# [Consigne 1]
Recopiez à l'identique les entrées ci-dessous en commençant à la ligne qui contient « 453, 490, 459] » et en vous arrêtant après celle qui contient « 312, 49, 321] », ces deux lignes comprises.

# [Extrait fourni]
----
Si le roman bénéficie d’une construction correcte et d’ambitions louables, il pêche cependant par son manque de profondeur et aborde trop superficiellement les thèmes qu’il entend démontrer et dénoncer. Privé d’émotion ou de réelle cohérence, on ne s’attache pas aux personnages pas plus que l’on ne croit malheureusement à leur aventure où tout sonne plus ou moins faux qu’il s’agisse de l’ambiance parisienne ou new-yorkaise (où le roman se déroule pour partie). En voulant explorer la marginalité pour interroger les impasses de notre époque, Valérie Tong Cuong nous entraîne malheureusement dans une impasse narrative…

Paroles de Valérie Tong-Cuong à propos de son roman « Ferdinand et les iconoclastes » :
« Ce livre a une vraie valeur pédagogique. Si Jeremy Rifkin a réfléchi aux mutations possibles du capitalisme et Maurice Dantec, aux robots intelligents, pourquoi pas une fiction qui vulgariserait leurs travaux ? C’est la question qui s’est posée chez Grasset en découvrant le projet.« 
« Tout le monde sent, ou pressent qu’on va dans le mur. La question que je me pose, moi, c’est : et après ? Des bulles pourries éclatent partout, j’espère maintenant que les ronds concentriques vont atteindre de plus en plus de gens. » (source : Technikart).
----
# [Entrées fournies]
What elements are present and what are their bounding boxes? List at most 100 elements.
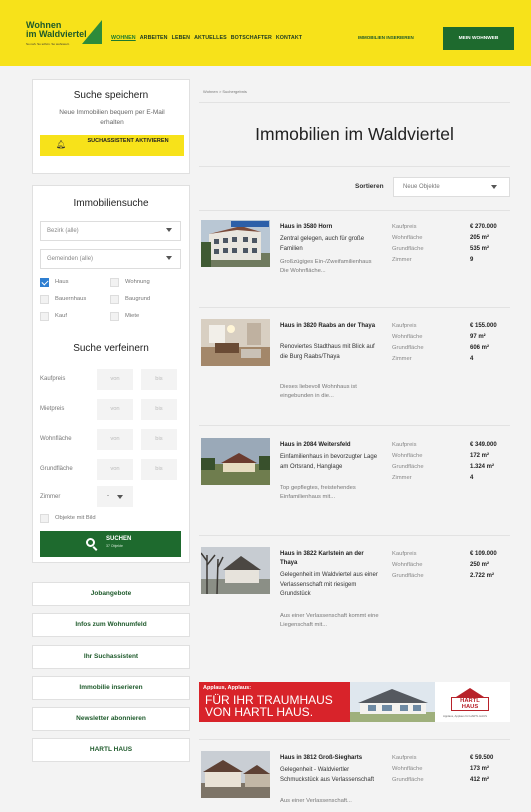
fact-value: 172 m²	[470, 453, 490, 459]
fact-key: Wohnfläche	[392, 453, 423, 459]
search-title: Immobiliensuche	[73, 198, 149, 209]
listing-title[interactable]: Haus in 3822 Karlstein an der Thaya	[280, 550, 380, 568]
link-newsletter[interactable]: Newsletter abonnieren	[32, 707, 190, 731]
listing-title[interactable]: Haus in 2084 Weitersfeld	[280, 441, 380, 450]
gemeinden-select[interactable]: Gemeinden (alle)	[40, 249, 181, 269]
bell-icon: 🔔︎	[56, 140, 67, 149]
checkbox-miete[interactable]	[110, 312, 119, 321]
listing-photo[interactable]	[201, 438, 270, 485]
link-jobangebote[interactable]: Jobangebote	[32, 582, 190, 606]
checkbox-haus[interactable]	[40, 278, 49, 287]
listing-item[interactable]: Haus in 2084 Weitersfeld Einfamilienhaus…	[199, 432, 510, 532]
checkbox-with-image[interactable]	[40, 514, 49, 523]
fact-value: € 349.000	[470, 442, 497, 448]
logo-tagline: So nah. So schön. So wohnwert.	[26, 42, 70, 46]
listing-title[interactable]: Haus in 3820 Raabs an der Thaya	[280, 322, 380, 331]
listing-item[interactable]: Haus in 3822 Karlstein an der Thaya Gele…	[199, 541, 510, 661]
fact-key: Kaufpreis	[392, 442, 417, 448]
grundflaeche-bis-input[interactable]: bis	[141, 459, 177, 480]
fact-key: Grundfläche	[392, 573, 424, 579]
hartl-haus-ad-banner[interactable]: Applaus, Applaus: FÜR IHR TRAUMHAUS VON …	[199, 680, 510, 723]
checkbox-miete-label: Miete	[125, 313, 140, 319]
checkbox-kauf[interactable]	[40, 312, 49, 321]
fact-value: 97 m²	[470, 334, 486, 340]
checkbox-kauf-label: Kauf	[55, 313, 67, 319]
grundflaeche-von-input[interactable]: von	[97, 459, 133, 480]
mietpreis-von-input[interactable]: von	[97, 399, 133, 420]
divider	[199, 425, 510, 426]
listing-desc2: Dieses liebevoll Wohnhaus ist eingebunde…	[280, 384, 357, 400]
fact-value: 4	[470, 356, 474, 362]
nav-item-aktuelles[interactable]: AKTUELLES	[194, 35, 227, 41]
wohnflaeche-label: Wohnfläche	[40, 436, 72, 442]
listing-item[interactable]: Haus in 3812 Groß-Siegharts Gelegenheit …	[199, 745, 510, 812]
fact-value: 606 m²	[470, 345, 490, 351]
nav-item-arbeiten[interactable]: ARBEITEN	[140, 35, 168, 41]
fact-key: Kaufpreis	[392, 323, 417, 329]
fact-key: Wohnfläche	[392, 235, 423, 241]
divider	[199, 102, 510, 103]
fact-value: 205 m²	[470, 235, 490, 241]
listing-photo[interactable]	[201, 547, 270, 594]
checkbox-haus-label: Haus	[55, 279, 69, 285]
nav-item-leben[interactable]: LEBEN	[172, 35, 190, 41]
listing-photo[interactable]	[201, 319, 270, 366]
checkbox-bauernhaus[interactable]	[40, 295, 49, 304]
fact-key: Zimmer	[392, 356, 412, 362]
fact-value: € 59.500	[470, 755, 494, 761]
refine-title: Suche verfeinern	[73, 343, 149, 354]
immobilien-inserieren-link[interactable]: IMMOBILIEN INSERIEREN	[358, 35, 414, 40]
house-photo-1	[201, 220, 270, 267]
chevron-down-icon	[117, 495, 123, 499]
fact-value: 173 m²	[470, 766, 490, 772]
divider	[199, 535, 510, 536]
page-title: Immobilien im Waldviertel	[255, 124, 454, 144]
fact-key: Wohnfläche	[392, 766, 423, 772]
divider	[199, 210, 510, 211]
fact-value: 412 m²	[470, 777, 490, 783]
checkbox-with-image-label: Objekte mit Bild	[55, 515, 96, 521]
link-wohnumfeld[interactable]: Infos zum Wohnumfeld	[32, 613, 190, 637]
wohnflaeche-bis-input[interactable]: bis	[141, 429, 177, 450]
listing-photo[interactable]	[201, 220, 270, 267]
listing-desc2: Top gepflegtes, freistehendes Einfamilie…	[280, 485, 356, 501]
fact-key: Kaufpreis	[392, 551, 417, 557]
nav-item-wohnen[interactable]: WOHNEN	[111, 35, 136, 41]
link-suchassistent[interactable]: Ihr Suchassistent	[32, 645, 190, 669]
mein-wohnweb-button[interactable]: MEIN WOHNWEB	[443, 27, 514, 50]
checkbox-wohnung[interactable]	[110, 278, 119, 287]
fact-key: Grundfläche	[392, 246, 424, 252]
sort-select[interactable]: Neue Objekte	[393, 177, 510, 197]
listing-item[interactable]: Haus in 3820 Raabs an der Thaya Renovier…	[199, 313, 510, 423]
divider	[199, 166, 510, 167]
search-button[interactable]: SUCHEN 37 Objekte	[40, 531, 181, 557]
fact-value: 1.324 m²	[470, 464, 495, 470]
listing-title[interactable]: Haus in 3580 Horn	[280, 223, 380, 232]
main-nav: WOHNEN ARBEITEN LEBEN AKTUELLES BOTSCHAF…	[111, 35, 302, 41]
breadcrumb[interactable]: Wohnen > Suchergebnis	[203, 89, 247, 94]
zimmer-select[interactable]: -	[97, 486, 133, 507]
link-hartl-haus[interactable]: HARTL HAUS	[32, 738, 190, 762]
link-immobilie-inserieren[interactable]: Immobilie inserieren	[32, 676, 190, 700]
nav-item-kontakt[interactable]: KONTAKT	[276, 35, 302, 41]
zimmer-label: Zimmer	[40, 494, 61, 500]
kaufpreis-bis-input[interactable]: bis	[141, 369, 177, 390]
mietpreis-bis-input[interactable]: bis	[141, 399, 177, 420]
bezirk-select[interactable]: Bezirk (alle)	[40, 221, 181, 241]
divider	[199, 307, 510, 308]
listing-item[interactable]: Haus in 3580 Horn Zentral gelegen, auch …	[199, 214, 510, 306]
checkbox-wohnung-label: Wohnung	[125, 279, 150, 285]
wohnflaeche-von-input[interactable]: von	[97, 429, 133, 450]
fact-key: Wohnfläche	[392, 334, 423, 340]
checkbox-baugrund[interactable]	[110, 295, 119, 304]
listing-photo[interactable]	[201, 751, 270, 798]
chevron-down-icon	[166, 256, 172, 260]
kaufpreis-von-input[interactable]: von	[97, 369, 133, 390]
listing-desc2: Großzügiges Ein-/Zweifamilienhaus Die Wo…	[280, 259, 372, 275]
listing-title[interactable]: Haus in 3812 Groß-Siegharts	[280, 754, 380, 763]
nav-item-botschafter[interactable]: BOTSCHAFTER	[231, 35, 272, 41]
activate-search-assistant-button[interactable]: 🔔︎ SUCHASSISTENT AKTIVIEREN	[40, 135, 184, 156]
site-logo[interactable]: Wohnen im Waldviertel So nah. So schön. …	[26, 20, 104, 50]
listing-desc: Renoviertes Stadthaus mit Blick auf die …	[280, 344, 375, 360]
fact-key: Grundfläche	[392, 345, 424, 351]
----
# [Consigne 2]
Reproduisez fidèlement le passage de l'extrait fourni qui commence aux mots « Paroles de Valérie » et s'arrête après les mots « (source : Technikart). ».

# [Réponse attendue 1]
fact-value: 172 m²	[470, 453, 490, 459]
fact-key: Wohnfläche	[392, 453, 423, 459]
search-title: Immobiliensuche	[73, 198, 149, 209]
listing-title[interactable]: Haus in 3822 Karlstein an der Thaya	[280, 550, 380, 568]
link-newsletter[interactable]: Newsletter abonnieren	[32, 707, 190, 731]
listing-title[interactable]: Haus in 2084 Weitersfeld	[280, 441, 380, 450]
gemeinden-select[interactable]: Gemeinden (alle)	[40, 249, 181, 269]
bell-icon: 🔔︎	[56, 140, 67, 149]
checkbox-miete[interactable]	[110, 312, 119, 321]
listing-photo[interactable]	[201, 438, 270, 485]
link-jobangebote[interactable]: Jobangebote	[32, 582, 190, 606]
checkbox-haus[interactable]	[40, 278, 49, 287]
listing-item[interactable]: Haus in 2084 Weitersfeld Einfamilienhaus…	[199, 432, 510, 532]
checkbox-with-image[interactable]	[40, 514, 49, 523]
fact-value: € 349.000	[470, 442, 497, 448]
logo-tagline: So nah. So schön. So wohnwert.	[26, 42, 70, 46]
listing-title[interactable]: Haus in 3820 Raabs an der Thaya	[280, 322, 380, 331]
listing-item[interactable]: Haus in 3822 Karlstein an der Thaya Gele…	[199, 541, 510, 661]
fact-key: Kaufpreis	[392, 442, 417, 448]
grundflaeche-bis-input[interactable]: bis	[141, 459, 177, 480]
fact-key: Grundfläche	[392, 573, 424, 579]
hartl-haus-ad-banner[interactable]: Applaus, Applaus: FÜR IHR TRAUMHAUS VON …	[199, 680, 510, 723]
checkbox-miete-label: Miete	[125, 313, 140, 319]
checkbox-kauf[interactable]	[40, 312, 49, 321]

# [Réponse attendue 2]
Paroles de Valérie Tong-Cuong à propos de son roman « Ferdinand et les iconoclastes » :
« Ce livre a une vraie valeur pédagogique. Si Jeremy Rifkin a réfléchi aux mutations possibles du capitalisme et Maurice Dantec, aux robots intelligents, pourquoi pas une fiction qui vulgariserait leurs travaux ? C’est la question qui s’est posée chez Grasset en découvrant le projet.« 
« Tout le monde sent, ou pressent qu’on va dans le mur. La question que je me pose, moi, c’est : et après ? Des bulles pourries éclatent partout, j’espère maintenant que les ronds concentriques vont atteindre de plus en plus de gens. » (source : Technikart).